--- Start of Excerpted records ---

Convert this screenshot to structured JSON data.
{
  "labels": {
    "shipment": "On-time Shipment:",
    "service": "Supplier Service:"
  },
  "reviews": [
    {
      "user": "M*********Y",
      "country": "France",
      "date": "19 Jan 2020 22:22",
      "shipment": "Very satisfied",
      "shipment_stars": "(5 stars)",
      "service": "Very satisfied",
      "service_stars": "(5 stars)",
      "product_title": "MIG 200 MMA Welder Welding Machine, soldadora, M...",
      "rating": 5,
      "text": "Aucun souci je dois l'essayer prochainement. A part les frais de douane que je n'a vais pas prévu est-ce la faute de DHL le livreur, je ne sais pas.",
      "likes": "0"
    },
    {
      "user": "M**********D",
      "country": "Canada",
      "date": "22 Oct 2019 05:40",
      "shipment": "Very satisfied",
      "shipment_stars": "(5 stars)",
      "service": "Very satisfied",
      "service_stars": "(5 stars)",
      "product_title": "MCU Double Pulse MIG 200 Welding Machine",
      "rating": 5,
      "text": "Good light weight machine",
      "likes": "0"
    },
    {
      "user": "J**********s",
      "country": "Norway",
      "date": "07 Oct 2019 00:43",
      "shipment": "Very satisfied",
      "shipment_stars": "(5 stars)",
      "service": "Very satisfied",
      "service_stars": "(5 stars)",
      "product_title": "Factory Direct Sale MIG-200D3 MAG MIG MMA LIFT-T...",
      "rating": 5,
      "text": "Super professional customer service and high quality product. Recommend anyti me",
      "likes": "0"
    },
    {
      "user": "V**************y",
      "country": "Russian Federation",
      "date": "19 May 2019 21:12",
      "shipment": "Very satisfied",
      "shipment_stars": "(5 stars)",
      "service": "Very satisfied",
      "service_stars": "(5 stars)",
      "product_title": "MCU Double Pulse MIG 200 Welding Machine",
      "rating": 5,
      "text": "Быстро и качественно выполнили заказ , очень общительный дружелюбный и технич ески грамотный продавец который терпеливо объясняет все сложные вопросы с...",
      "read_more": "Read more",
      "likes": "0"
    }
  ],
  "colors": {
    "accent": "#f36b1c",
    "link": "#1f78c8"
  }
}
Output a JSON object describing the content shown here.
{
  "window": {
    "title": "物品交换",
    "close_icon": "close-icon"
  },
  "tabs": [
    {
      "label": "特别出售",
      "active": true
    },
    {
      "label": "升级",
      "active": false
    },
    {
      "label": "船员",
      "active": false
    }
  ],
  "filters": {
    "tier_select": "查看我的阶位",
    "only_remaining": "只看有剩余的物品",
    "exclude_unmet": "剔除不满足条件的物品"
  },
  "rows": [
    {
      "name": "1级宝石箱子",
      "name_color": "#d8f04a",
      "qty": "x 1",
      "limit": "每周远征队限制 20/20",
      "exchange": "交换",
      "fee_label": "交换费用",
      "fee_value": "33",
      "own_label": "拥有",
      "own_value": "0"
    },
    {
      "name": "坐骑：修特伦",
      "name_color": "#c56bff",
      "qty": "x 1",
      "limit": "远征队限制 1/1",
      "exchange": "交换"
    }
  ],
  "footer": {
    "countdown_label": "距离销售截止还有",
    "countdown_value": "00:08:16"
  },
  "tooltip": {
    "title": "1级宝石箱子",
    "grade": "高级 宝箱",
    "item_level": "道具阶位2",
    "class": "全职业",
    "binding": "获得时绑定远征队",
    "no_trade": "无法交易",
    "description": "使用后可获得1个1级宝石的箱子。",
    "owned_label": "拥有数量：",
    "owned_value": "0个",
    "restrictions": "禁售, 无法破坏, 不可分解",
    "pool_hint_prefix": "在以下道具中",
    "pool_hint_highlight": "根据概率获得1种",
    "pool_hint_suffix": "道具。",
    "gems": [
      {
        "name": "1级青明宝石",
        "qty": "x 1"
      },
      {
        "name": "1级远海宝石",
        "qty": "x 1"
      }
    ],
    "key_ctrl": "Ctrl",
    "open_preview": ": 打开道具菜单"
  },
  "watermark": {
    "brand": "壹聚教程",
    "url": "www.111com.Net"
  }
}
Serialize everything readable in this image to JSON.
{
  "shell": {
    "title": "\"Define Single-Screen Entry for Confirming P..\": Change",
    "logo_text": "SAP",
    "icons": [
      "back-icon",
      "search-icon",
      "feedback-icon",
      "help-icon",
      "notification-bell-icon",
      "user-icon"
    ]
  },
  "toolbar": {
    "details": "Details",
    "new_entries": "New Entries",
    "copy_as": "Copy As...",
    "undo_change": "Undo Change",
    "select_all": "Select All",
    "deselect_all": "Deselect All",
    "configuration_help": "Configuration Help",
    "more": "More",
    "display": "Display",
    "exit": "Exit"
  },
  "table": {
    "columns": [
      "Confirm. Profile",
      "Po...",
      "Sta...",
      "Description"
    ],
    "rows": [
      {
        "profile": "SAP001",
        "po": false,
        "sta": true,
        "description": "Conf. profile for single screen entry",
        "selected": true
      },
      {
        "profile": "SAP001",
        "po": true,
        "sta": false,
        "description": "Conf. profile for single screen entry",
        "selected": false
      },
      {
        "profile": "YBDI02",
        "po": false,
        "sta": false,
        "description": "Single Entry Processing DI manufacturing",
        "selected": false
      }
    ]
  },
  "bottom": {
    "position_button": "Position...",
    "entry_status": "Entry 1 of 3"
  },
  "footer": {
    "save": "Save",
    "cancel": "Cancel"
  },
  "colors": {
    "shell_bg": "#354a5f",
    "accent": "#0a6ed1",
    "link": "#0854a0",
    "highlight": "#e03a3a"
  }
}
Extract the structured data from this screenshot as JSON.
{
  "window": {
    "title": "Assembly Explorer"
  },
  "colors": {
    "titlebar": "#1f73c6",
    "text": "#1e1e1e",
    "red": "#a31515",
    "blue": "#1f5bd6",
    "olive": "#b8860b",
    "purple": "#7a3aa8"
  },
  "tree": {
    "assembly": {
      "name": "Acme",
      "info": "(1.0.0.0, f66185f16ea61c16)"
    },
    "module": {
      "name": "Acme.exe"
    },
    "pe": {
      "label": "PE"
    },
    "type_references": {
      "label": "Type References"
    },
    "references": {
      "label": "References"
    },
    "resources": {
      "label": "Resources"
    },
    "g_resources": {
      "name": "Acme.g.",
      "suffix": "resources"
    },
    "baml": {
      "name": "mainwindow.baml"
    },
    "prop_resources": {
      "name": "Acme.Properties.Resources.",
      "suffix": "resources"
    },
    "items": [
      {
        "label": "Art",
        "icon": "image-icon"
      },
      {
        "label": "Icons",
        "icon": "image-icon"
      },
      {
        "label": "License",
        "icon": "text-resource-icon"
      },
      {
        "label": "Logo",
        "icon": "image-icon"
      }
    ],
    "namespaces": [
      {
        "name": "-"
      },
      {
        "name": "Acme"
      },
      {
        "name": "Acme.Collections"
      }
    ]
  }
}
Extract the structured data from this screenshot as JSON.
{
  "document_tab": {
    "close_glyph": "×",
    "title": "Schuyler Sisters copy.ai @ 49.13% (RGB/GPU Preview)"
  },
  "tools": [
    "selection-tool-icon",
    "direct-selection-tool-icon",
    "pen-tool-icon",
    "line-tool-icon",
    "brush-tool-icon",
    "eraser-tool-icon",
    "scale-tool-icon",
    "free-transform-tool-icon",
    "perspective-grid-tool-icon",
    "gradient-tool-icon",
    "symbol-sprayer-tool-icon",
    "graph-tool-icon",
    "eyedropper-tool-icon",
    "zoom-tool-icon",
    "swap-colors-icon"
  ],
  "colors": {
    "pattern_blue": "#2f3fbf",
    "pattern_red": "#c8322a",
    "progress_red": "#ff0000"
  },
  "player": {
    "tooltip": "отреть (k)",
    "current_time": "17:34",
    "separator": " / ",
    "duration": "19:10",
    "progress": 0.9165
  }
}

--- End of Excerpted records ---

# Problem requirements:
Copy each line of the data exactly, leaving nothing out.

# The reply:
Convert this screenshot to structured JSON data.
{
  "labels": {
    "shipment": "On-time Shipment:",
    "service": "Supplier Service:"
  },
  "reviews": [
    {
      "user": "M*********Y",
      "country": "France",
      "date": "19 Jan 2020 22:22",
      "shipment": "Very satisfied",
      "shipment_stars": "(5 stars)",
      "service": "Very satisfied",
      "service_stars": "(5 stars)",
      "product_title": "MIG 200 MMA Welder Welding Machine, soldadora, M...",
      "rating": 5,
      "text": "Aucun souci je dois l'essayer prochainement. A part les frais de douane que je n'a vais pas prévu est-ce la faute de DHL le livreur, je ne sais pas.",
      "likes": "0"
    },
    {
      "user": "M**********D",
      "country": "Canada",
      "date": "22 Oct 2019 05:40",
      "shipment": "Very satisfied",
      "shipment_stars": "(5 stars)",
      "service": "Very satisfied",
      "service_stars": "(5 stars)",
      "product_title": "MCU Double Pulse MIG 200 Welding Machine",
      "rating": 5,
      "text": "Good light weight machine",
      "likes": "0"
    },
    {
      "user": "J**********s",
      "country": "Norway",
      "date": "07 Oct 2019 00:43",
      "shipment": "Very satisfied",
      "shipment_stars": "(5 stars)",
      "service": "Very satisfied",
      "service_stars": "(5 stars)",
      "product_title": "Factory Direct Sale MIG-200D3 MAG MIG MMA LIFT-T...",
      "rating": 5,
      "text": "Super professional customer service and high quality product. Recommend anyti me",
      "likes": "0"
    },
    {
      "user": "V**************y",
      "country": "Russian Federation",
      "date": "19 May 2019 21:12",
      "shipment": "Very satisfied",
      "shipment_stars": "(5 stars)",
      "service": "Very satisfied",
      "service_stars": "(5 stars)",
      "product_title": "MCU Double Pulse MIG 200 Welding Machine",
      "rating": 5,
      "text": "Быстро и качественно выполнили заказ , очень общительный дружелюбный и технич ески грамотный продавец который терпеливо объясняет все сложные вопросы с...",
      "read_more": "Read more",
      "likes": "0"
    }
  ],
  "colors": {
    "accent": "#f36b1c",
    "link": "#1f78c8"
  }
}
Output a JSON object describing the content shown here.
{
  "window": {
    "title": "物品交换",
    "close_icon": "close-icon"
  },
  "tabs": [
    {
      "label": "特别出售",
      "active": true
    },
    {
      "label": "升级",
      "active": false
    },
    {
      "label": "船员",
      "active": false
    }
  ],
  "filters": {
    "tier_select": "查看我的阶位",
    "only_remaining": "只看有剩余的物品",
    "exclude_unmet": "剔除不满足条件的物品"
  },
  "rows": [
    {
      "name": "1级宝石箱子",
      "name_color": "#d8f04a",
      "qty": "x 1",
      "limit": "每周远征队限制 20/20",
      "exchange": "交换",
      "fee_label": "交换费用",
      "fee_value": "33",
      "own_label": "拥有",
      "own_value": "0"
    },
    {
      "name": "坐骑：修特伦",
      "name_color": "#c56bff",
      "qty": "x 1",
      "limit": "远征队限制 1/1",
      "exchange": "交换"
    }
  ],
  "footer": {
    "countdown_label": "距离销售截止还有",
    "countdown_value": "00:08:16"
  },
  "tooltip": {
    "title": "1级宝石箱子",
    "grade": "高级 宝箱",
    "item_level": "道具阶位2",
    "class": "全职业",
    "binding": "获得时绑定远征队",
    "no_trade": "无法交易",
    "description": "使用后可获得1个1级宝石的箱子。",
    "owned_label": "拥有数量：",
    "owned_value": "0个",
    "restrictions": "禁售, 无法破坏, 不可分解",
    "pool_hint_prefix": "在以下道具中",
    "pool_hint_highlight": "根据概率获得1种",
    "pool_hint_suffix": "道具。",
    "gems": [
      {
        "name": "1级青明宝石",
        "qty": "x 1"
      },
      {
        "name": "1级远海宝石",
        "qty": "x 1"
      }
    ],
    "key_ctrl": "Ctrl",
    "open_preview": ": 打开道具菜单"
  },
  "watermark": {
    "brand": "壹聚教程",
    "url": "www.111com.Net"
  }
}
Serialize everything readable in this image to JSON.
{
  "shell": {
    "title": "\"Define Single-Screen Entry for Confirming P..\": Change",
    "logo_text": "SAP",
    "icons": [
      "back-icon",
      "search-icon",
      "feedback-icon",
      "help-icon",
      "notification-bell-icon",
      "user-icon"
    ]
  },
  "toolbar": {
    "details": "Details",
    "new_entries": "New Entries",
    "copy_as": "Copy As...",
    "undo_change": "Undo Change",
    "select_all": "Select All",
    "deselect_all": "Deselect All",
    "configuration_help": "Configuration Help",
    "more": "More",
    "display": "Display",
    "exit": "Exit"
  },
  "table": {
    "columns": [
      "Confirm. Profile",
      "Po...",
      "Sta...",
      "Description"
    ],
    "rows": [
      {
        "profile": "SAP001",
        "po": false,
        "sta": true,
        "description": "Conf. profile for single screen entry",
        "selected": true
      },
      {
        "profile": "SAP001",
        "po": true,
        "sta": false,
        "description": "Conf. profile for single screen entry",
        "selected": false
      },
      {
        "profile": "YBDI02",
        "po": false,
        "sta": false,
        "description": "Single Entry Processing DI manufacturing",
        "selected": false
      }
    ]
  },
  "bottom": {
    "position_button": "Position...",
    "entry_status": "Entry 1 of 3"
  },
  "footer": {
    "save": "Save",
    "cancel": "Cancel"
  },
  "colors": {
    "shell_bg": "#354a5f",
    "accent": "#0a6ed1",
    "link": "#0854a0",
    "highlight": "#e03a3a"
  }
}
Extract the structured data from this screenshot as JSON.
{
  "window": {
    "title": "Assembly Explorer"
  },
  "colors": {
    "titlebar": "#1f73c6",
    "text": "#1e1e1e",
    "red": "#a31515",
    "blue": "#1f5bd6",
    "olive": "#b8860b",
    "purple": "#7a3aa8"
  },
  "tree": {
    "assembly": {
      "name": "Acme",
      "info": "(1.0.0.0, f66185f16ea61c16)"
    },
    "module": {
      "name": "Acme.exe"
    },
    "pe": {
      "label": "PE"
    },
    "type_references": {
      "label": "Type References"
    },
    "references": {
      "label": "References"
    },
    "resources": {
      "label": "Resources"
    },
    "g_resources": {
      "name": "Acme.g.",
      "suffix": "resources"
    },
    "baml": {
      "name": "mainwindow.baml"
    },
    "prop_resources": {
      "name": "Acme.Properties.Resources.",
      "suffix": "resources"
    },
    "items": [
      {
        "label": "Art",
        "icon": "image-icon"
      },
      {
        "label": "Icons",
        "icon": "image-icon"
      },
      {
        "label": "License",
        "icon": "text-resource-icon"
      },
      {
        "label": "Logo",
        "icon": "image-icon"
      }
    ],
    "namespaces": [
      {
        "name": "-"
      },
      {
        "name": "Acme"
      },
      {
        "name": "Acme.Collections"
      }
    ]
  }
}
Extract the structured data from this screenshot as JSON.
{
  "document_tab": {
    "close_glyph": "×",
    "title": "Schuyler Sisters copy.ai @ 49.13% (RGB/GPU Preview)"
  },
  "tools": [
    "selection-tool-icon",
    "direct-selection-tool-icon",
    "pen-tool-icon",
    "line-tool-icon",
    "brush-tool-icon",
    "eraser-tool-icon",
    "scale-tool-icon",
    "free-transform-tool-icon",
    "perspective-grid-tool-icon",
    "gradient-tool-icon",
    "symbol-sprayer-tool-icon",
    "graph-tool-icon",
    "eyedropper-tool-icon",
    "zoom-tool-icon",
    "swap-colors-icon"
  ],
  "colors": {
    "pattern_blue": "#2f3fbf",
    "pattern_red": "#c8322a",
    "progress_red": "#ff0000"
  },
  "player": {
    "tooltip": "отреть (k)",
    "current_time": "17:34",
    "separator": " / ",
    "duration": "19:10",
    "progress": 0.9165
  }
}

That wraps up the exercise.